Problem: Pull out every line with the word "rice".

-- START Data provided --

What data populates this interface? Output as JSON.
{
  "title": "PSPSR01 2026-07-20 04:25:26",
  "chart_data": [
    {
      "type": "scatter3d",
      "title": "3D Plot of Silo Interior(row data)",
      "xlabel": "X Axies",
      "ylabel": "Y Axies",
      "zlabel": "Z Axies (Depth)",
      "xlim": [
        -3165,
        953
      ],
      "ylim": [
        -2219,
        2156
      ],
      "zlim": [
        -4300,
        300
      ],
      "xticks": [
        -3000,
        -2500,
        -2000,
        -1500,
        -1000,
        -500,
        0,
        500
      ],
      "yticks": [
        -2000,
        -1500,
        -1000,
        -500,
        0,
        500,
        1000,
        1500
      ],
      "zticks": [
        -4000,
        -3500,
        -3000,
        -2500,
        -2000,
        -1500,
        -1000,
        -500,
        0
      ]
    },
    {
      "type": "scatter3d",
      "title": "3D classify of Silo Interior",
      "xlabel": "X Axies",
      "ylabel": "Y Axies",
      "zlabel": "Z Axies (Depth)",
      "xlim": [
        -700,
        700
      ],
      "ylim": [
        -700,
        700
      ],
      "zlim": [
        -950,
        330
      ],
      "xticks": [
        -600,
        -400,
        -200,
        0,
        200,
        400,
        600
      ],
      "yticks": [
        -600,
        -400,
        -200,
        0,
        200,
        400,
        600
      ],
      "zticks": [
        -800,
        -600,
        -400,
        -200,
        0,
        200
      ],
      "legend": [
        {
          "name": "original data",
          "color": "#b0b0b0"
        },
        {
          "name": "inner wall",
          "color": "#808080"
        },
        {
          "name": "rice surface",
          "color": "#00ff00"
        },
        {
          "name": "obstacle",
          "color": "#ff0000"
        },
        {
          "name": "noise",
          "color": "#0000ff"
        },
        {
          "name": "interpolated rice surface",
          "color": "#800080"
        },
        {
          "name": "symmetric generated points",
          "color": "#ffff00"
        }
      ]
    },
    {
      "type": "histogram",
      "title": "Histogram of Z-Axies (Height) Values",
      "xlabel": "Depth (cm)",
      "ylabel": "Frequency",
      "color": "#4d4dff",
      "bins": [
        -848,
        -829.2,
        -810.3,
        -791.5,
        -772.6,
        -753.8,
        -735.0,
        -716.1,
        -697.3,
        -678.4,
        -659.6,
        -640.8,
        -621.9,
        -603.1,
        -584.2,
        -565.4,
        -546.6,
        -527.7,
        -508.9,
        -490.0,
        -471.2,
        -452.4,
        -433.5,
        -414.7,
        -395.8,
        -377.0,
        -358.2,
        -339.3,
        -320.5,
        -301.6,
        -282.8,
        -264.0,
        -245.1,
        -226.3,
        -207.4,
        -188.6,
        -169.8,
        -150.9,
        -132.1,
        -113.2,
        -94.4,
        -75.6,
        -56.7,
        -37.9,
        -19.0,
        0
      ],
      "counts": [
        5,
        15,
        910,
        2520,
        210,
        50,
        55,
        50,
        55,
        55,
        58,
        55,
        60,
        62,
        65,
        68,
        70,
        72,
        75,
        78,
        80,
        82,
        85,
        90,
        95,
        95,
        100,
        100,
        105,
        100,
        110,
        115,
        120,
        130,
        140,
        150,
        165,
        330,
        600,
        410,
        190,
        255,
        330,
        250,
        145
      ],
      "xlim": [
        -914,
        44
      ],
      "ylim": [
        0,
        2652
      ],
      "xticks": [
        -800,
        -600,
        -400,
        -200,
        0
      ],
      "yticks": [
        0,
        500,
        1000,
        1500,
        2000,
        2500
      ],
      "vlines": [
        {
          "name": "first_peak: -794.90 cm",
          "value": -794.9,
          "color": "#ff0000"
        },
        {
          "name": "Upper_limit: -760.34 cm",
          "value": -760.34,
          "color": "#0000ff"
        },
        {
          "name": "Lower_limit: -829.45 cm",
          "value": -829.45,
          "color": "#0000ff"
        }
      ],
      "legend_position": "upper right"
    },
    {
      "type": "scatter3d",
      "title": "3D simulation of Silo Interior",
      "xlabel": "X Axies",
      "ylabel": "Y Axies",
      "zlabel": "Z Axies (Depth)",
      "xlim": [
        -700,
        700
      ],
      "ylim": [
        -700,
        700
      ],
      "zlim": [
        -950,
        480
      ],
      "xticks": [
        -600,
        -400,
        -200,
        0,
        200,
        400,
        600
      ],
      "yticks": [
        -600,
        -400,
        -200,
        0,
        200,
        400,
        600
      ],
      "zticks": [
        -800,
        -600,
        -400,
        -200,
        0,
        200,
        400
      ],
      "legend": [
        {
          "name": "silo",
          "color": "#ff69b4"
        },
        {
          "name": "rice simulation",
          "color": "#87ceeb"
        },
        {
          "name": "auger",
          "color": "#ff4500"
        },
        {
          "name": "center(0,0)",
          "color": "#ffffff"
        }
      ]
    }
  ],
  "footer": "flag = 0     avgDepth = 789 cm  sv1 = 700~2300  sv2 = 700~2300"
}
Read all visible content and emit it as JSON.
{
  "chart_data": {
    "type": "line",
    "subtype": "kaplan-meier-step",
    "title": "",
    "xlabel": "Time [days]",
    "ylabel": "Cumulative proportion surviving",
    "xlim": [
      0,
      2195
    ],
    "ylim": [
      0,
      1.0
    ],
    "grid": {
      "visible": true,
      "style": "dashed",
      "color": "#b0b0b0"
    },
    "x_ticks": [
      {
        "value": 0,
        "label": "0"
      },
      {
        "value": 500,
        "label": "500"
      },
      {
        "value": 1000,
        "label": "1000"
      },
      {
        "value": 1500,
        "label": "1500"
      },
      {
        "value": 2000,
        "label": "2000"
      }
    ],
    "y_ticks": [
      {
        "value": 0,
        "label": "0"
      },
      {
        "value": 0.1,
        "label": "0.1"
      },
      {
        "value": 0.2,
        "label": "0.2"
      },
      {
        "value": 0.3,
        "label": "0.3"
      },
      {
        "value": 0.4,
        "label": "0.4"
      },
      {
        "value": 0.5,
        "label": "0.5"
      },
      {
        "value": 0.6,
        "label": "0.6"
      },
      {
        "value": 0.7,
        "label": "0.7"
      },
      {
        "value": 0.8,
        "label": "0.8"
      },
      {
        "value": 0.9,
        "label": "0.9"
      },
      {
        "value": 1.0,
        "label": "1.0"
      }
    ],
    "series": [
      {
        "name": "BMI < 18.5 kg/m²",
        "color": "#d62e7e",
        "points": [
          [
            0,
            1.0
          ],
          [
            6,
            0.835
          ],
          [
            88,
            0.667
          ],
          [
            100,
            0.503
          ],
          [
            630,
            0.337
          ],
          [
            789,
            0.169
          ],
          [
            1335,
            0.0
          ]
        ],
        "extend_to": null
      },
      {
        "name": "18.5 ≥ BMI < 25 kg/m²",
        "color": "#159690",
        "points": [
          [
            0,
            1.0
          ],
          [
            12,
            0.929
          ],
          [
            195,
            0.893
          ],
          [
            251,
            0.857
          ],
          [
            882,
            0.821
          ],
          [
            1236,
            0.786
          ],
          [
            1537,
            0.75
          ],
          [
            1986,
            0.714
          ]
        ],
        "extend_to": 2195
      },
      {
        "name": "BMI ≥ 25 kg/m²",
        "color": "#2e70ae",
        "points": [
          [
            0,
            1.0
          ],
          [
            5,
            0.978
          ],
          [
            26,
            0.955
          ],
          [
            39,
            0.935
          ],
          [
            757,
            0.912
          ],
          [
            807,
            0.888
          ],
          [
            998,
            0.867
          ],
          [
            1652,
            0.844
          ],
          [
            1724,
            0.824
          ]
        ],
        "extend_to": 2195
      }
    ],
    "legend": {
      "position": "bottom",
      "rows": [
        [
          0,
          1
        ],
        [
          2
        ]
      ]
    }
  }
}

-- END Data provided --

Written response:
          "name": "rice surface",
          "name": "interpolated rice surface",
          "name": "rice simulation",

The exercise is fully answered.